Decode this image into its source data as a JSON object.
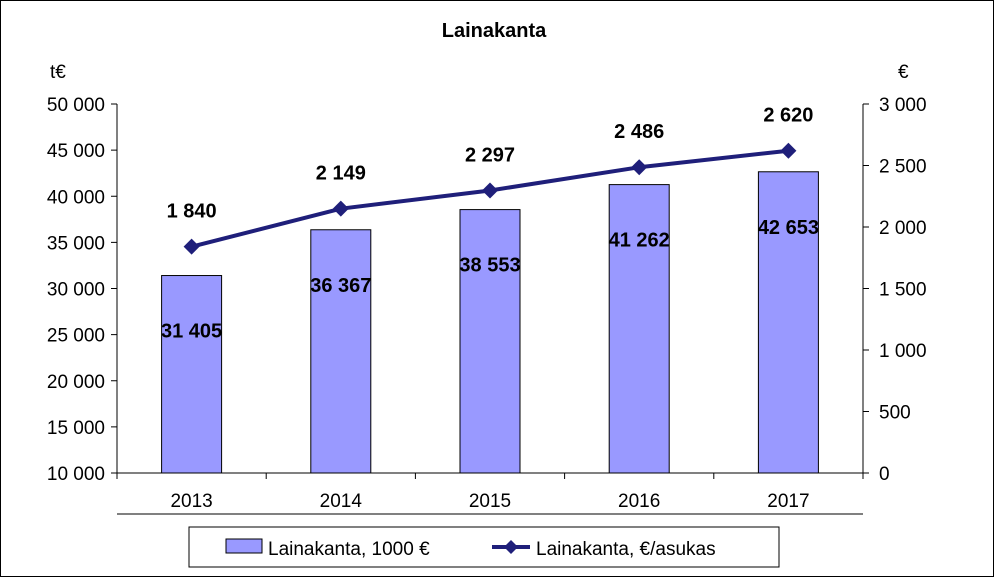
{
  "chart_data": {
    "type": "bar",
    "title": "Lainakanta",
    "categories": [
      "2013",
      "2014",
      "2015",
      "2016",
      "2017"
    ],
    "y_left": {
      "unit_label": "t€",
      "ylim": [
        10000,
        50000
      ],
      "ticks": [
        10000,
        15000,
        20000,
        25000,
        30000,
        35000,
        40000,
        45000,
        50000
      ],
      "tick_labels": [
        "10 000",
        "15 000",
        "20 000",
        "25 000",
        "30 000",
        "35 000",
        "40 000",
        "45 000",
        "50 000"
      ]
    },
    "y_right": {
      "unit_label": "€",
      "ylim": [
        0,
        3000
      ],
      "ticks": [
        0,
        500,
        1000,
        1500,
        2000,
        2500,
        3000
      ],
      "tick_labels": [
        "0",
        "500",
        "1 000",
        "1 500",
        "2 000",
        "2 500",
        "3 000"
      ]
    },
    "series": [
      {
        "name": "Lainakanta, 1000 €",
        "type": "bar",
        "axis": "left",
        "color": "#9999ff",
        "values": [
          31405,
          36367,
          38553,
          41262,
          42653
        ],
        "labels": [
          "31 405",
          "36 367",
          "38 553",
          "41 262",
          "42 653"
        ]
      },
      {
        "name": "Lainakanta, €/asukas",
        "type": "line",
        "axis": "right",
        "color": "#1f1f7a",
        "marker": "diamond",
        "values": [
          1840,
          2149,
          2297,
          2486,
          2620
        ],
        "labels": [
          "1 840",
          "2 149",
          "2 297",
          "2 486",
          "2 620"
        ]
      }
    ],
    "grid": false,
    "legend_position": "bottom"
  }
}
═══
● Task objective: Only the number is wanted: how many lines contain the string "Lainakanta"?

● Full solution: 3